== Records ==

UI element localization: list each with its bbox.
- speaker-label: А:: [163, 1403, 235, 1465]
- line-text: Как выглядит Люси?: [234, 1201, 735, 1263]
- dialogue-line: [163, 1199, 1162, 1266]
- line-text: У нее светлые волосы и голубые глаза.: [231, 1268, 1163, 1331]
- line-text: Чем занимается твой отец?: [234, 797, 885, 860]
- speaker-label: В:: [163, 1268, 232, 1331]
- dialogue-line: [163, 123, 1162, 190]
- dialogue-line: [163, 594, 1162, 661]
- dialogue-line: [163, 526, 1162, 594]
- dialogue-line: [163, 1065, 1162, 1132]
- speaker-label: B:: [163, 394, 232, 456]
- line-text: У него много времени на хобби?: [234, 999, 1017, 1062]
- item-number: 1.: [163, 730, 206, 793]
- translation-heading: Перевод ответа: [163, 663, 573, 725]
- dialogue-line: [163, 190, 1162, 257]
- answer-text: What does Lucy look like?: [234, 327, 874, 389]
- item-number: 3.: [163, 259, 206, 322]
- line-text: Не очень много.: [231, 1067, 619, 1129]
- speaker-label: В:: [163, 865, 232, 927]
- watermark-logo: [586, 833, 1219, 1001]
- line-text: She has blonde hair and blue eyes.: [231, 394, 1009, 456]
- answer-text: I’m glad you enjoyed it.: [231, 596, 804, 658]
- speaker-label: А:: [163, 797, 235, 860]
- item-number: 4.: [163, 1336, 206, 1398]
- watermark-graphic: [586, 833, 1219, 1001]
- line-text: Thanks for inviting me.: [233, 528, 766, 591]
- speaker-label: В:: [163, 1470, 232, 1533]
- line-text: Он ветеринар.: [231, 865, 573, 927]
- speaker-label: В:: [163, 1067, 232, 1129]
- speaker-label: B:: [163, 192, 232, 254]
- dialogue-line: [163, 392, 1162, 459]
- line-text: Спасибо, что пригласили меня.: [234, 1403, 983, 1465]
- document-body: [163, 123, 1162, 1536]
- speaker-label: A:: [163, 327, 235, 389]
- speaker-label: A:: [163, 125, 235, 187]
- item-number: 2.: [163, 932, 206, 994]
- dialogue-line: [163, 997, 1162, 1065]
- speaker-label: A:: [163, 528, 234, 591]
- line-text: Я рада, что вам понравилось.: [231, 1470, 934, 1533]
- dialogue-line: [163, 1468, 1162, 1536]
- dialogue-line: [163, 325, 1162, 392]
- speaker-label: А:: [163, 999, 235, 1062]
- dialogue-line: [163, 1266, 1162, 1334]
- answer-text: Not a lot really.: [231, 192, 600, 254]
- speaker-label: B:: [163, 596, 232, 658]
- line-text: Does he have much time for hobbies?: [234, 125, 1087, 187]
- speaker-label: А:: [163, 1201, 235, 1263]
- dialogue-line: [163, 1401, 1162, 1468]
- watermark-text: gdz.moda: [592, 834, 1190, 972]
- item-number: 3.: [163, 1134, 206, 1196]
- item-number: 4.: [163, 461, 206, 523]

===

◆ What is being asked ◆
Retype the items exactly, starting from the first line of the items and continuing up to and including the line with "- line-text: Does".

◆ Response to the task ◆
UI element localization: list each with its bbox.
- speaker-label: А:: [163, 1403, 235, 1465]
- line-text: Как выглядит Люси?: [234, 1201, 735, 1263]
- dialogue-line: [163, 1199, 1162, 1266]
- line-text: У нее светлые волосы и голубые глаза.: [231, 1268, 1163, 1331]
- line-text: Чем занимается твой отец?: [234, 797, 885, 860]
- speaker-label: В:: [163, 1268, 232, 1331]
- dialogue-line: [163, 123, 1162, 190]
- dialogue-line: [163, 594, 1162, 661]
- dialogue-line: [163, 526, 1162, 594]
- dialogue-line: [163, 1065, 1162, 1132]
- speaker-label: B:: [163, 394, 232, 456]
- line-text: У него много времени на хобби?: [234, 999, 1017, 1062]
- item-number: 1.: [163, 730, 206, 793]
- translation-heading: Перевод ответа: [163, 663, 573, 725]
- dialogue-line: [163, 190, 1162, 257]
- answer-text: What does Lucy look like?: [234, 327, 874, 389]
- item-number: 3.: [163, 259, 206, 322]
- line-text: Не очень много.: [231, 1067, 619, 1129]
- speaker-label: В:: [163, 865, 232, 927]
- watermark-logo: [586, 833, 1219, 1001]
- line-text: She has blonde hair and blue eyes.: [231, 394, 1009, 456]
- answer-text: I’m glad you enjoyed it.: [231, 596, 804, 658]
- speaker-label: А:: [163, 797, 235, 860]
- item-number: 4.: [163, 1336, 206, 1398]
- watermark-graphic: [586, 833, 1219, 1001]
- line-text: Thanks for inviting me.: [233, 528, 766, 591]
- speaker-label: В:: [163, 1470, 232, 1533]
- line-text: Он ветеринар.: [231, 865, 573, 927]
- speaker-label: В:: [163, 1067, 232, 1129]
- speaker-label: B:: [163, 192, 232, 254]
- dialogue-line: [163, 392, 1162, 459]
- line-text: Спасибо, что пригласили меня.: [234, 1403, 983, 1465]
- document-body: [163, 123, 1162, 1536]
- speaker-label: A:: [163, 327, 235, 389]
- speaker-label: A:: [163, 125, 235, 187]
- item-number: 2.: [163, 932, 206, 994]
- dialogue-line: [163, 997, 1162, 1065]
- speaker-label: A:: [163, 528, 234, 591]
- line-text: Я рада, что вам понравилось.: [231, 1470, 934, 1533]
- dialogue-line: [163, 1468, 1162, 1536]
- dialogue-line: [163, 325, 1162, 392]
- speaker-label: А:: [163, 999, 235, 1062]
- dialogue-line: [163, 1266, 1162, 1334]
- answer-text: Not a lot really.: [231, 192, 600, 254]
- speaker-label: B:: [163, 596, 232, 658]
- line-text: Does he have much time for hobbies?: [234, 125, 1087, 187]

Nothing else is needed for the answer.